> Aim of the task
Read the material below and count the lines holding the string "injected". Give that count with nothing added.

▬▬▬▬▬▬

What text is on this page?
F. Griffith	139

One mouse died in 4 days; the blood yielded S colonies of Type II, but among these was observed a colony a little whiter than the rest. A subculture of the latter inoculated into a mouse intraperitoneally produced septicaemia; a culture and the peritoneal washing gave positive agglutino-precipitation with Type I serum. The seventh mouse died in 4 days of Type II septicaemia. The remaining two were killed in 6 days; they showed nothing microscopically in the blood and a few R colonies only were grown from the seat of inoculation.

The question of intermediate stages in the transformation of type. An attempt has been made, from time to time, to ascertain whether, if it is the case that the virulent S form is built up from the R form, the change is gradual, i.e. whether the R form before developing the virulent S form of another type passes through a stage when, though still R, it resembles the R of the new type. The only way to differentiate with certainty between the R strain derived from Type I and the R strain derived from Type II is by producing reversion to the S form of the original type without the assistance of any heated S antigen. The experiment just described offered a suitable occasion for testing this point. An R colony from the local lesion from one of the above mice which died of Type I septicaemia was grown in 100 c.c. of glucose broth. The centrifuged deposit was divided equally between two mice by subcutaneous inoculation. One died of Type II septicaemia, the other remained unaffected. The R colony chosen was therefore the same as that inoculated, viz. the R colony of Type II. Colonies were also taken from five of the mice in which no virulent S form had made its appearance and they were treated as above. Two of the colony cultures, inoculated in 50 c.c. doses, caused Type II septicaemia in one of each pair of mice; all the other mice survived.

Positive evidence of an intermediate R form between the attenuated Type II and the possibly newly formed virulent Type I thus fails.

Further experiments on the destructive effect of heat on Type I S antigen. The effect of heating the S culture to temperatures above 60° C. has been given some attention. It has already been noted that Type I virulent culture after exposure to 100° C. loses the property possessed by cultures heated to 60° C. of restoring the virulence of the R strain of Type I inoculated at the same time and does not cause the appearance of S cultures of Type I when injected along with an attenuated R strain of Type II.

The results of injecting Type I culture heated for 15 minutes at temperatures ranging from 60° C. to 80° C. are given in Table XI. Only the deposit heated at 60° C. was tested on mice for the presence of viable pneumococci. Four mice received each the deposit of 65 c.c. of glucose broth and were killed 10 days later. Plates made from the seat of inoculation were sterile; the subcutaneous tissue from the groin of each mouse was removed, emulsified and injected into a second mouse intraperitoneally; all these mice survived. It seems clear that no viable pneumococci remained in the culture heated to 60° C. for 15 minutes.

▬▬▬▬▬▬

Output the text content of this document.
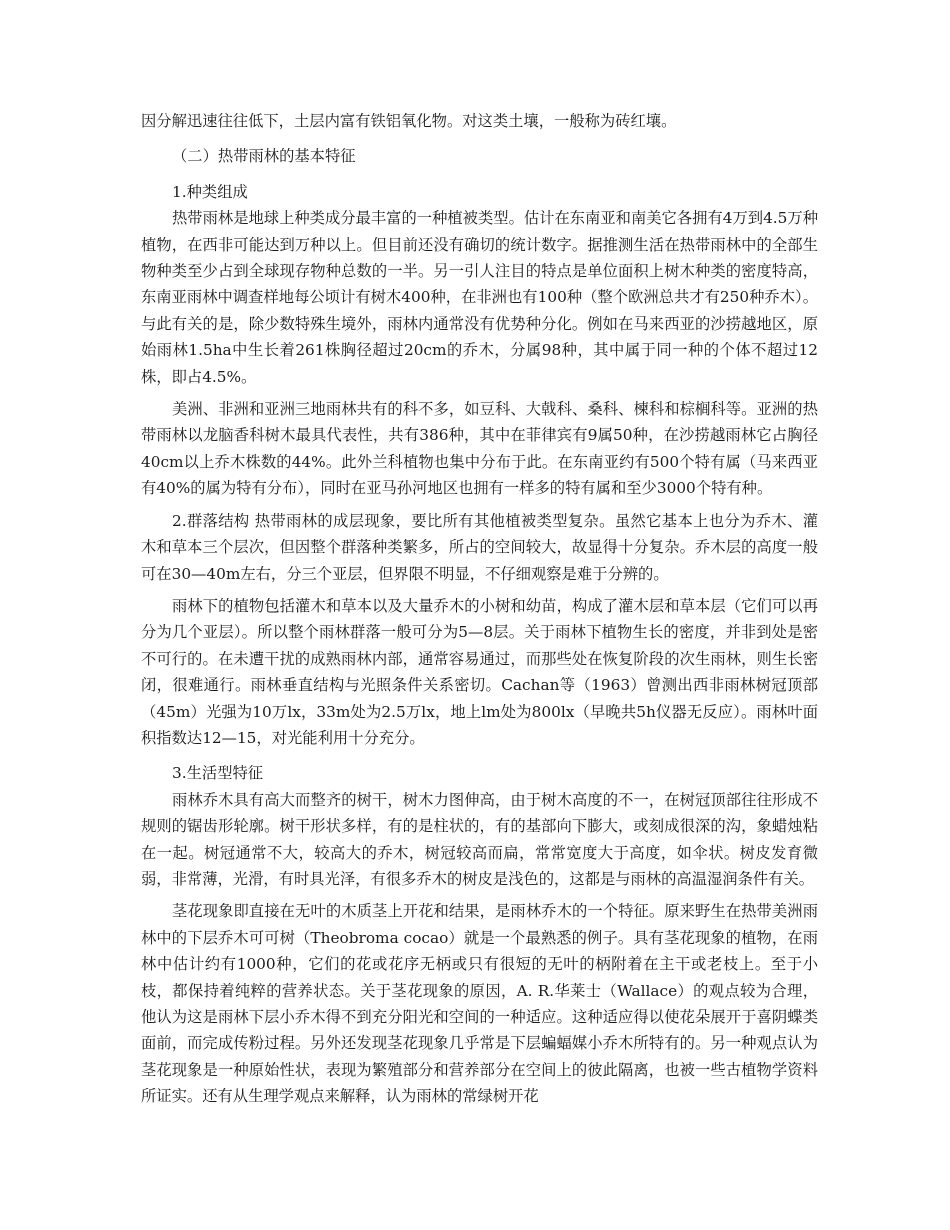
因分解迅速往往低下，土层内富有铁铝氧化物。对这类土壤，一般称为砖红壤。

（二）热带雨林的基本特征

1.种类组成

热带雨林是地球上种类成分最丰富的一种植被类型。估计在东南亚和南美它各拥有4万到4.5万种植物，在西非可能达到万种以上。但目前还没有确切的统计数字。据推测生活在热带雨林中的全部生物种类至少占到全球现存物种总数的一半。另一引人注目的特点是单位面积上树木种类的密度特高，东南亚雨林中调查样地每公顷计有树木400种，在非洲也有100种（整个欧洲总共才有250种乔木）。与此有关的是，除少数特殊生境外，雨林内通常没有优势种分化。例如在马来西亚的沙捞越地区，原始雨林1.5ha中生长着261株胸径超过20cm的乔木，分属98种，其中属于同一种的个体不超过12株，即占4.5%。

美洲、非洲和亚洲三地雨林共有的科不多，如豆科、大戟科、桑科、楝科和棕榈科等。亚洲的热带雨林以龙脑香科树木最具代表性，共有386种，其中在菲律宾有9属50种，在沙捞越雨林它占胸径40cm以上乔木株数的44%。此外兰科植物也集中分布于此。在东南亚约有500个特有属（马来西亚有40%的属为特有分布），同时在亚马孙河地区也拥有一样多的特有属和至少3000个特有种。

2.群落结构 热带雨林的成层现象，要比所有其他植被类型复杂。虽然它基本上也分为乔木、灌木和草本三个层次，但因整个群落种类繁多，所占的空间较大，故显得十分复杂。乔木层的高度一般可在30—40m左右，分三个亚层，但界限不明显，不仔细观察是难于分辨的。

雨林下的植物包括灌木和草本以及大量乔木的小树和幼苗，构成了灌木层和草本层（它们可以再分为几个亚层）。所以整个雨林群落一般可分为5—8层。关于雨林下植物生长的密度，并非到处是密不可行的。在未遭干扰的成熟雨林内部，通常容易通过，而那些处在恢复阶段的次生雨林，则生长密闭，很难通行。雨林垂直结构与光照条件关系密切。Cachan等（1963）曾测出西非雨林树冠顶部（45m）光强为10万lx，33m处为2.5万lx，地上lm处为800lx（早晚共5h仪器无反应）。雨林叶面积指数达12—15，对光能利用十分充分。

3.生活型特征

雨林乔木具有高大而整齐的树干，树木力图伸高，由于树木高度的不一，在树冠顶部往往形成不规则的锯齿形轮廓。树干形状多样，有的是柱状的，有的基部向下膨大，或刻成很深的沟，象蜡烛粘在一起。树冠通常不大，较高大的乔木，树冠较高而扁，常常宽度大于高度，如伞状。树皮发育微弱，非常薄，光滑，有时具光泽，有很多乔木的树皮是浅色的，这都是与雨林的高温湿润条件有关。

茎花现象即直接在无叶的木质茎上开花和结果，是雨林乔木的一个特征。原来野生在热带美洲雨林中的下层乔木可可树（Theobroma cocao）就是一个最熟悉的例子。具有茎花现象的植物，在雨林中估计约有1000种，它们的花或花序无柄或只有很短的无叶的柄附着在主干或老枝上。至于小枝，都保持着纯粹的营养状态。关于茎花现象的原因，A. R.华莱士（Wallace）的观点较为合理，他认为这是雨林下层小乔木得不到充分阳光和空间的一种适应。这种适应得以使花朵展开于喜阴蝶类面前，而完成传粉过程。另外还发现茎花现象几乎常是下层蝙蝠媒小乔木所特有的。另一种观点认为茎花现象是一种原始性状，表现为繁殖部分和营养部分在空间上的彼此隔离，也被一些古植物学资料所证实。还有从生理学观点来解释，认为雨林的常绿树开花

▬▬▬▬▬▬

> Finished task
2